_EXERCISE DIRECTIONS_:
Work through the data line by line, gathering every line that has the word "Information".

★ ★ ★

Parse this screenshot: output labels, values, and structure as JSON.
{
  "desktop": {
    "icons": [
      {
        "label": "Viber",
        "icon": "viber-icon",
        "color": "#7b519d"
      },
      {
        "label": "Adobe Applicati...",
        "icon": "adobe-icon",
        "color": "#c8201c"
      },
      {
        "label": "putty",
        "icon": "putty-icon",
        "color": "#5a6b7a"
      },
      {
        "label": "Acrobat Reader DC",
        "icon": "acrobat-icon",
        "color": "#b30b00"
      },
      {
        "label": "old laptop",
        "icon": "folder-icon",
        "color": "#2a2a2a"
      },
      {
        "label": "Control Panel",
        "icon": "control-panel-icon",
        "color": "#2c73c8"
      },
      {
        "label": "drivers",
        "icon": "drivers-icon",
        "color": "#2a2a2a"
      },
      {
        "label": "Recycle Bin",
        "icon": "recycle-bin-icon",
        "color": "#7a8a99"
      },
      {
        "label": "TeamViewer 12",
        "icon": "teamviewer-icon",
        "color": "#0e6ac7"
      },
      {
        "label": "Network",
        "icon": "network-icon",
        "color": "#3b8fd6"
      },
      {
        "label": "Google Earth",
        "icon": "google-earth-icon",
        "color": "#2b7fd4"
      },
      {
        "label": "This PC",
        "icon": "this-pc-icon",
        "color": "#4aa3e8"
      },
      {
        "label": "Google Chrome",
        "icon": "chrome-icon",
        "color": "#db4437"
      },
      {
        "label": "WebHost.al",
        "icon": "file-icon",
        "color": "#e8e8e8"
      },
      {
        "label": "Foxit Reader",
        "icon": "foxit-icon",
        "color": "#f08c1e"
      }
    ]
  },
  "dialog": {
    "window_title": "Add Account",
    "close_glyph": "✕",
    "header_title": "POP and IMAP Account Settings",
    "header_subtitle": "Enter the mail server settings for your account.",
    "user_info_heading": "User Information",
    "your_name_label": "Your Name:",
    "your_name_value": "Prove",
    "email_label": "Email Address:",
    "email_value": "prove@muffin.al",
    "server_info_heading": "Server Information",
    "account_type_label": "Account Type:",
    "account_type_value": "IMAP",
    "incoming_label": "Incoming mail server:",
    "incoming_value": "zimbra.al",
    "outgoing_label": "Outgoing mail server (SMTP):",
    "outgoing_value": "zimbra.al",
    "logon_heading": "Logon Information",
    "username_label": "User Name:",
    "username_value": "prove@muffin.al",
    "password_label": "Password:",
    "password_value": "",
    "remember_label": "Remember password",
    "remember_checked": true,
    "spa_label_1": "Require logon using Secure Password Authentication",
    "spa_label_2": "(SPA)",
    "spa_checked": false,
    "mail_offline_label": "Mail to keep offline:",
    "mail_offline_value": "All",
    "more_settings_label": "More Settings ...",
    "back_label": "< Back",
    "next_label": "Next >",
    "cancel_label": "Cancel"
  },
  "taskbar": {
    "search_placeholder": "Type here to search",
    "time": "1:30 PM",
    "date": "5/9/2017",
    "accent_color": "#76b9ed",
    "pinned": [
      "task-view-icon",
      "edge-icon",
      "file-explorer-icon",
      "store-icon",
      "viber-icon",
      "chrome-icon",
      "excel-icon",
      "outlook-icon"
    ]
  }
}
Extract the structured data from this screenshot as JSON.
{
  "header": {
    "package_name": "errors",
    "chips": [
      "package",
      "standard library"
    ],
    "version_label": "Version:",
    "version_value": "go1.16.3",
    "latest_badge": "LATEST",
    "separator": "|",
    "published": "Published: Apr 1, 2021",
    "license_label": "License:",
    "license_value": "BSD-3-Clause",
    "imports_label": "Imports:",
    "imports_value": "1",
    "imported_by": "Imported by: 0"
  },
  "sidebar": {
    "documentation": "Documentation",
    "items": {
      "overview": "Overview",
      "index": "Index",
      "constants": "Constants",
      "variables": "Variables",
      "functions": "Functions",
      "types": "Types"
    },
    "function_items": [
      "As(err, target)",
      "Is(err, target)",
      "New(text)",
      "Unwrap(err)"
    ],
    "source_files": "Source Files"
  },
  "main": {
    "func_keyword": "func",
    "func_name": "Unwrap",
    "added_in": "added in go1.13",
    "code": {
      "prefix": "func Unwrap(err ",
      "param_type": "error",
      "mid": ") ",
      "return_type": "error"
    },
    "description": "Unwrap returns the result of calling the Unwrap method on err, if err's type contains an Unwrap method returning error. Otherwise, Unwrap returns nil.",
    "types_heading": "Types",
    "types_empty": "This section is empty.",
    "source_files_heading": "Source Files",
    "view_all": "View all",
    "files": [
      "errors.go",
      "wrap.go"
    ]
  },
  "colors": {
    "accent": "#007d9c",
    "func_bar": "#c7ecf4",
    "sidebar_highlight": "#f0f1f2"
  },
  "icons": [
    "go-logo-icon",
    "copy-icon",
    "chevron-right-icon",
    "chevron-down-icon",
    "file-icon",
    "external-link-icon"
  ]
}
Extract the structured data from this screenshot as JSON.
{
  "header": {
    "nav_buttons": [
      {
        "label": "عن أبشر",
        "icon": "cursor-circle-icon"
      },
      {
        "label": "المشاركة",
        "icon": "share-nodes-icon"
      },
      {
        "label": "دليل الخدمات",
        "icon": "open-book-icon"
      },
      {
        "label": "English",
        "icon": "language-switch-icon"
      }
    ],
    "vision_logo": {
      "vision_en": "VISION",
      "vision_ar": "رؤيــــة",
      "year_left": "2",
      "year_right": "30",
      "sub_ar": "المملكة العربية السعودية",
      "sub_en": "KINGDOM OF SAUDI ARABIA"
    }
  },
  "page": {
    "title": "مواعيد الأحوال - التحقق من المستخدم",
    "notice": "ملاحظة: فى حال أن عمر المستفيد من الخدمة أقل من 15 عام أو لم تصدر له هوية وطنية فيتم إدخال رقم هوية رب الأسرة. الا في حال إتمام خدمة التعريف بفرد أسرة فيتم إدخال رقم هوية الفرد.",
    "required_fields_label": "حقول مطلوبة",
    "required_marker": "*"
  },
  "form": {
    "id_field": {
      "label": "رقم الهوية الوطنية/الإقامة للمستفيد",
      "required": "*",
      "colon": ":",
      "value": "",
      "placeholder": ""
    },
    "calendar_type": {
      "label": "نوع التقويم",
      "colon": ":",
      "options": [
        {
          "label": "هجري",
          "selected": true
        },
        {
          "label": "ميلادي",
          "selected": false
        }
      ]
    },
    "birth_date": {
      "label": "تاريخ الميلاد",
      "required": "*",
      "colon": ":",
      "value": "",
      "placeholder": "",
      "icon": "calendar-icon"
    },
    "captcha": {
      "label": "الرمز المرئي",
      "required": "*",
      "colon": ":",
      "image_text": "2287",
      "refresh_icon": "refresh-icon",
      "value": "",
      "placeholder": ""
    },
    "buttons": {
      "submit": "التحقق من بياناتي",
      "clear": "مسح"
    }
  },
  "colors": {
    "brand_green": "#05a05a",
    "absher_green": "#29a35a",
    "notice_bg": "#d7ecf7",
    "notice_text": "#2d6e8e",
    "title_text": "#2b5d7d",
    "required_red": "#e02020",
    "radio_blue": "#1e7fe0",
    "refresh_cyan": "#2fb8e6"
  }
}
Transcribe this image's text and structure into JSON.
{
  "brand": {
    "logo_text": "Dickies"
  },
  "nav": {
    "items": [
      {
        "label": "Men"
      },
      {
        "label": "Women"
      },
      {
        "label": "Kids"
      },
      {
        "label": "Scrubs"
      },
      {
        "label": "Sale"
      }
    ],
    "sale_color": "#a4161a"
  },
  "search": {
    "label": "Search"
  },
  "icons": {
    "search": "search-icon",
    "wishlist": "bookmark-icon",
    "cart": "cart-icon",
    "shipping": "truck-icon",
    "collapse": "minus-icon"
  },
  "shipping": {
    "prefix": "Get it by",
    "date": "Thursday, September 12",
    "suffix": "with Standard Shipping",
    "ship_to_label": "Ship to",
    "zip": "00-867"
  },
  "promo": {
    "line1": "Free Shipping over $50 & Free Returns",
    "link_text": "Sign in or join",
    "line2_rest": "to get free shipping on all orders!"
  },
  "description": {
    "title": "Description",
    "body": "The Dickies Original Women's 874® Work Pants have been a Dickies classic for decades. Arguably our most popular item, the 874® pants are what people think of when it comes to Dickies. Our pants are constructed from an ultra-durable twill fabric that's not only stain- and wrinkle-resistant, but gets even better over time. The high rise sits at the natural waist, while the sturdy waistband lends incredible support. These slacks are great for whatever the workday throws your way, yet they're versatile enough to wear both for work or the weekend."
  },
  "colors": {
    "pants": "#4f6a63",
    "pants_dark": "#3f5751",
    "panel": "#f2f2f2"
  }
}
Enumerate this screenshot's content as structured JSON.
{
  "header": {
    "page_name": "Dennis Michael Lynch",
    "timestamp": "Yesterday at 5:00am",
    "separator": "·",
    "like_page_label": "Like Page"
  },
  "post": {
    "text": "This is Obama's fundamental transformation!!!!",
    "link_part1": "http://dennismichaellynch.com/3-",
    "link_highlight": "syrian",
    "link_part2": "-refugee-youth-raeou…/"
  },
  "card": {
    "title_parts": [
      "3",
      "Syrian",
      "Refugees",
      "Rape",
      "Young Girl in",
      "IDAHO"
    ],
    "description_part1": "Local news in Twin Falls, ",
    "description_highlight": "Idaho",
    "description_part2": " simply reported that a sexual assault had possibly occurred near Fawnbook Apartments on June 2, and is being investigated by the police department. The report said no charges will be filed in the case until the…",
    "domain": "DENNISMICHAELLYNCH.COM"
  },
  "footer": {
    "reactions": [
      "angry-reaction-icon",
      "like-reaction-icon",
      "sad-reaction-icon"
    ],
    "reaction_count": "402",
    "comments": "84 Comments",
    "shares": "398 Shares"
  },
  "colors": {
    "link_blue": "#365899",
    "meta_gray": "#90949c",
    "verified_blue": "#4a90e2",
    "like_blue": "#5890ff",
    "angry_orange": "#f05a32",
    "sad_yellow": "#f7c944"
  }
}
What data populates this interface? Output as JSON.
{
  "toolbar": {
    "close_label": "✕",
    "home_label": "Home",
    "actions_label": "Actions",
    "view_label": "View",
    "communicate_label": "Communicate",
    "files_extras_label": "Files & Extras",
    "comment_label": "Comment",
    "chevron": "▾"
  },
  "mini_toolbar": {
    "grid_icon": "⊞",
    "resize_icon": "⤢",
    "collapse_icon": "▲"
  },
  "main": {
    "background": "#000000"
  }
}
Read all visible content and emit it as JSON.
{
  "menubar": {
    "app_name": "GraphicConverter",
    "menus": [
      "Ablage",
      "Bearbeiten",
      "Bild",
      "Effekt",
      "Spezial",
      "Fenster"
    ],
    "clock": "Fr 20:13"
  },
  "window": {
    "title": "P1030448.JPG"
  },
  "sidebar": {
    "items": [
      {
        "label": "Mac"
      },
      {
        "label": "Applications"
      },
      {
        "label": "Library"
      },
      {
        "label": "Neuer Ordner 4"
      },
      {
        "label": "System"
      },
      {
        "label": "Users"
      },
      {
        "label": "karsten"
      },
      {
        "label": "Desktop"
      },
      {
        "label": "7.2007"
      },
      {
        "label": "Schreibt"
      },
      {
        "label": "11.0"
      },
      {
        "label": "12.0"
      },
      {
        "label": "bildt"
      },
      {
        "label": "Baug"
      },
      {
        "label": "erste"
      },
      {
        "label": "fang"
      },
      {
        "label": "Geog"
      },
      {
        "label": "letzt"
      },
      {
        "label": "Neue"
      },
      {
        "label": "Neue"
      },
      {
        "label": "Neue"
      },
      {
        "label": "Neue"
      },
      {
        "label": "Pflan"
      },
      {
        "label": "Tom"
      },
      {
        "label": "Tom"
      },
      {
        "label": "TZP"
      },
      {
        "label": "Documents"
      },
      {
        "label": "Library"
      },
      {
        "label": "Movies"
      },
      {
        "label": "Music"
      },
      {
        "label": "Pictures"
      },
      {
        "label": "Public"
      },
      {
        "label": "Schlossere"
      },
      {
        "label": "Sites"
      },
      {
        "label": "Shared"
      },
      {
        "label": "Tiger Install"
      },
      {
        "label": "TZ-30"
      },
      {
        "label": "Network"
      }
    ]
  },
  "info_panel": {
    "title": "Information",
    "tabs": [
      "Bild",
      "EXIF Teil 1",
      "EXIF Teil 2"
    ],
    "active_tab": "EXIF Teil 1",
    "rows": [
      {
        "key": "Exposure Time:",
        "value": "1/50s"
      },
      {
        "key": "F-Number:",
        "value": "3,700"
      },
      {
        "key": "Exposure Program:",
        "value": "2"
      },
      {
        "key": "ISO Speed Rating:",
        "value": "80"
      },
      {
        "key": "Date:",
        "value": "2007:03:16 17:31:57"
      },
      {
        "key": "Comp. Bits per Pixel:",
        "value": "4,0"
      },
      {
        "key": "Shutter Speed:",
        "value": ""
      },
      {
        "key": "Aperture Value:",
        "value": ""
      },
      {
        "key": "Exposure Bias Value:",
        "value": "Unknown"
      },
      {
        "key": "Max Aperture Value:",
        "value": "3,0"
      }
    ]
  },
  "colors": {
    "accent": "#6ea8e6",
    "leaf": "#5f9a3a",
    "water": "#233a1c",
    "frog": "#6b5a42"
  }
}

★ ★ ★

_FULL ANSWER_:
    "user_info_heading": "User Information",
    "server_info_heading": "Server Information",
    "logon_heading": "Logon Information",
    "title": "Information",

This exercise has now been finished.